== EXERCISE AIM ==
Every entry below must appear again, exactly as written.

[begin SUPPLIED DATA]

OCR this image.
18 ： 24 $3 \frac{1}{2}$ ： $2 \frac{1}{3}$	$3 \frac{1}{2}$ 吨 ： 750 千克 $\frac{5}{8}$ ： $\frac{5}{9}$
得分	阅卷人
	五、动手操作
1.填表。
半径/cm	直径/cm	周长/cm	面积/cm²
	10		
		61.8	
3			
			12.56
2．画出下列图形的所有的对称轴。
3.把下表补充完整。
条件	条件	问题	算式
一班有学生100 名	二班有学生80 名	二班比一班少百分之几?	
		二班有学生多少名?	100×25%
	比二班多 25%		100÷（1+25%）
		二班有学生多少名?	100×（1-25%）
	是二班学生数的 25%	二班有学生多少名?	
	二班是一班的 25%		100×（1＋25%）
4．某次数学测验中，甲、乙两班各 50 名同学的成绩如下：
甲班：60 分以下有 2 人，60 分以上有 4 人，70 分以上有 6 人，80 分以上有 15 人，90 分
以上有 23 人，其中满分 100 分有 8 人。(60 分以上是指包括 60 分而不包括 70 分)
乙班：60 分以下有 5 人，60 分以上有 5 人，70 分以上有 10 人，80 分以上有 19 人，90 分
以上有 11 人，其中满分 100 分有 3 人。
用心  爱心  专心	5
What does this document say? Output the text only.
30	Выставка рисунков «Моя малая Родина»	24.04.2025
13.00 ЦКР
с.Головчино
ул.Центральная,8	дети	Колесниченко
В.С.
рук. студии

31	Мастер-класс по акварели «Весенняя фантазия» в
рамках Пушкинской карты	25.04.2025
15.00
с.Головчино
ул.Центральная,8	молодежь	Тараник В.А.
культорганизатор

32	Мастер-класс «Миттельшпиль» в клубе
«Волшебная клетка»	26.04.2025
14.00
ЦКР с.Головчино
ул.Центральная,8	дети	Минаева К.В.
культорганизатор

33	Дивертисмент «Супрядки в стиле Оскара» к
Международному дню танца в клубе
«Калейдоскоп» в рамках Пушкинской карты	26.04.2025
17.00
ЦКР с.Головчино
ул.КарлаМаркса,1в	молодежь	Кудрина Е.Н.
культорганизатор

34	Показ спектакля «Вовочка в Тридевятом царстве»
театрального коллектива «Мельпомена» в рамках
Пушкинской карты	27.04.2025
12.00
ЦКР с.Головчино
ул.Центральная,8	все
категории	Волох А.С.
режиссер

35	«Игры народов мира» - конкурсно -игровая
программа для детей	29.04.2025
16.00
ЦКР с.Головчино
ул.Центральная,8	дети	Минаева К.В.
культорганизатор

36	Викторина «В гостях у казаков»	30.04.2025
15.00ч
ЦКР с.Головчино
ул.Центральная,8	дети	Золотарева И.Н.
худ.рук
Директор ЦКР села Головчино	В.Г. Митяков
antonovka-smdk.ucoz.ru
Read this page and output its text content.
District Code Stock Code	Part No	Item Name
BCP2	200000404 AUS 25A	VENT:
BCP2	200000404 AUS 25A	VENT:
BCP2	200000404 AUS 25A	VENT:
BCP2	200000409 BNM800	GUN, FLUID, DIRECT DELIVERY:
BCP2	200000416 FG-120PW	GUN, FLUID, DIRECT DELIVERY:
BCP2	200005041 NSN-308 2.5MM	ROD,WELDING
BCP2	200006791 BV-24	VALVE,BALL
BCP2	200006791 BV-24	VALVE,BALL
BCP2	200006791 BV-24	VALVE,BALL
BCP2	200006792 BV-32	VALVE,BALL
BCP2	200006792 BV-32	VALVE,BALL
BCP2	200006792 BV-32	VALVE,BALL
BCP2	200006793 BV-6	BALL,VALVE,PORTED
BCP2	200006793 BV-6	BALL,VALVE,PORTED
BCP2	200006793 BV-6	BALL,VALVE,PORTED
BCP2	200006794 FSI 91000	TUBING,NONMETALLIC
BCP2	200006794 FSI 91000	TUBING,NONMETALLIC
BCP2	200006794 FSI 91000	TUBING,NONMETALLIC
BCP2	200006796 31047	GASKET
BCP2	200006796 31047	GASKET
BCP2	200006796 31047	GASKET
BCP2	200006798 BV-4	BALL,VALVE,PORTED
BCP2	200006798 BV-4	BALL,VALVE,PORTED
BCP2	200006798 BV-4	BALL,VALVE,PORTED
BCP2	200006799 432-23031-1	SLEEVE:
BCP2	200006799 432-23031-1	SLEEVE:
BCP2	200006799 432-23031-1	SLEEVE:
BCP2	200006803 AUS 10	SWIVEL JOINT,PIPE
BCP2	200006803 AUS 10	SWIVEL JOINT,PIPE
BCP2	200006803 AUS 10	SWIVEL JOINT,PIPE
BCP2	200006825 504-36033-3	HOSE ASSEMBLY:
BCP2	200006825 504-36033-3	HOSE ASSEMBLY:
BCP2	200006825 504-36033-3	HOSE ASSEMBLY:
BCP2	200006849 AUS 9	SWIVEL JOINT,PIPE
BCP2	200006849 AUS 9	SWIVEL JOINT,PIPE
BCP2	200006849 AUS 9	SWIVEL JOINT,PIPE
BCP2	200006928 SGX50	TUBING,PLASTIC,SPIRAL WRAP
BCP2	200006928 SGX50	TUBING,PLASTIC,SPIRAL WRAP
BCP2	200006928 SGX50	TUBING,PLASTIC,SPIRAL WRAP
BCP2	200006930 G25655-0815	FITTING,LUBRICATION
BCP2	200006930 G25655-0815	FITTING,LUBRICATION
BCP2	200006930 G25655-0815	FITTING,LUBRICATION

[end SUPPLIED DATA]

== WRITTEN SOLUTION ==
OCR this image.
18 ： 24 $3 \frac{1}{2}$ ： $2 \frac{1}{3}$	$3 \frac{1}{2}$ 吨 ： 750 千克 $\frac{5}{8}$ ： $\frac{5}{9}$
得分	阅卷人
	五、动手操作
1.填表。
半径/cm	直径/cm	周长/cm	面积/cm²
	10		
		61.8	
3			
			12.56
2．画出下列图形的所有的对称轴。
3.把下表补充完整。
条件	条件	问题	算式
一班有学生100 名	二班有学生80 名	二班比一班少百分之几?	
		二班有学生多少名?	100×25%
	比二班多 25%		100÷（1+25%）
		二班有学生多少名?	100×（1-25%）
	是二班学生数的 25%	二班有学生多少名?	
	二班是一班的 25%		100×（1＋25%）
4．某次数学测验中，甲、乙两班各 50 名同学的成绩如下：
甲班：60 分以下有 2 人，60 分以上有 4 人，70 分以上有 6 人，80 分以上有 15 人，90 分
以上有 23 人，其中满分 100 分有 8 人。(60 分以上是指包括 60 分而不包括 70 分)
乙班：60 分以下有 5 人，60 分以上有 5 人，70 分以上有 10 人，80 分以上有 19 人，90 分
以上有 11 人，其中满分 100 分有 3 人。
用心  爱心  专心	5
What does this document say? Output the text only.
30	Выставка рисунков «Моя малая Родина»	24.04.2025
13.00 ЦКР
с.Головчино
ул.Центральная,8	дети	Колесниченко
В.С.
рук. студии

31	Мастер-класс по акварели «Весенняя фантазия» в
рамках Пушкинской карты	25.04.2025
15.00
с.Головчино
ул.Центральная,8	молодежь	Тараник В.А.
культорганизатор

32	Мастер-класс «Миттельшпиль» в клубе
«Волшебная клетка»	26.04.2025
14.00
ЦКР с.Головчино
ул.Центральная,8	дети	Минаева К.В.
культорганизатор

33	Дивертисмент «Супрядки в стиле Оскара» к
Международному дню танца в клубе
«Калейдоскоп» в рамках Пушкинской карты	26.04.2025
17.00
ЦКР с.Головчино
ул.КарлаМаркса,1в	молодежь	Кудрина Е.Н.
культорганизатор

34	Показ спектакля «Вовочка в Тридевятом царстве»
театрального коллектива «Мельпомена» в рамках
Пушкинской карты	27.04.2025
12.00
ЦКР с.Головчино
ул.Центральная,8	все
категории	Волох А.С.
режиссер

35	«Игры народов мира» - конкурсно -игровая
программа для детей	29.04.2025
16.00
ЦКР с.Головчино
ул.Центральная,8	дети	Минаева К.В.
культорганизатор

36	Викторина «В гостях у казаков»	30.04.2025
15.00ч
ЦКР с.Головчино
ул.Центральная,8	дети	Золотарева И.Н.
худ.рук
Директор ЦКР села Головчино	В.Г. Митяков
antonovka-smdk.ucoz.ru
Read this page and output its text content.
District Code Stock Code	Part No	Item Name
BCP2	200000404 AUS 25A	VENT:
BCP2	200000404 AUS 25A	VENT:
BCP2	200000404 AUS 25A	VENT:
BCP2	200000409 BNM800	GUN, FLUID, DIRECT DELIVERY:
BCP2	200000416 FG-120PW	GUN, FLUID, DIRECT DELIVERY:
BCP2	200005041 NSN-308 2.5MM	ROD,WELDING
BCP2	200006791 BV-24	VALVE,BALL
BCP2	200006791 BV-24	VALVE,BALL
BCP2	200006791 BV-24	VALVE,BALL
BCP2	200006792 BV-32	VALVE,BALL
BCP2	200006792 BV-32	VALVE,BALL
BCP2	200006792 BV-32	VALVE,BALL
BCP2	200006793 BV-6	BALL,VALVE,PORTED
BCP2	200006793 BV-6	BALL,VALVE,PORTED
BCP2	200006793 BV-6	BALL,VALVE,PORTED
BCP2	200006794 FSI 91000	TUBING,NONMETALLIC
BCP2	200006794 FSI 91000	TUBING,NONMETALLIC
BCP2	200006794 FSI 91000	TUBING,NONMETALLIC
BCP2	200006796 31047	GASKET
BCP2	200006796 31047	GASKET
BCP2	200006796 31047	GASKET
BCP2	200006798 BV-4	BALL,VALVE,PORTED
BCP2	200006798 BV-4	BALL,VALVE,PORTED
BCP2	200006798 BV-4	BALL,VALVE,PORTED
BCP2	200006799 432-23031-1	SLEEVE:
BCP2	200006799 432-23031-1	SLEEVE:
BCP2	200006799 432-23031-1	SLEEVE:
BCP2	200006803 AUS 10	SWIVEL JOINT,PIPE
BCP2	200006803 AUS 10	SWIVEL JOINT,PIPE
BCP2	200006803 AUS 10	SWIVEL JOINT,PIPE
BCP2	200006825 504-36033-3	HOSE ASSEMBLY:
BCP2	200006825 504-36033-3	HOSE ASSEMBLY:
BCP2	200006825 504-36033-3	HOSE ASSEMBLY:
BCP2	200006849 AUS 9	SWIVEL JOINT,PIPE
BCP2	200006849 AUS 9	SWIVEL JOINT,PIPE
BCP2	200006849 AUS 9	SWIVEL JOINT,PIPE
BCP2	200006928 SGX50	TUBING,PLASTIC,SPIRAL WRAP
BCP2	200006928 SGX50	TUBING,PLASTIC,SPIRAL WRAP
BCP2	200006928 SGX50	TUBING,PLASTIC,SPIRAL WRAP
BCP2	200006930 G25655-0815	FITTING,LUBRICATION
BCP2	200006930 G25655-0815	FITTING,LUBRICATION
BCP2	200006930 G25655-0815	FITTING,LUBRICATION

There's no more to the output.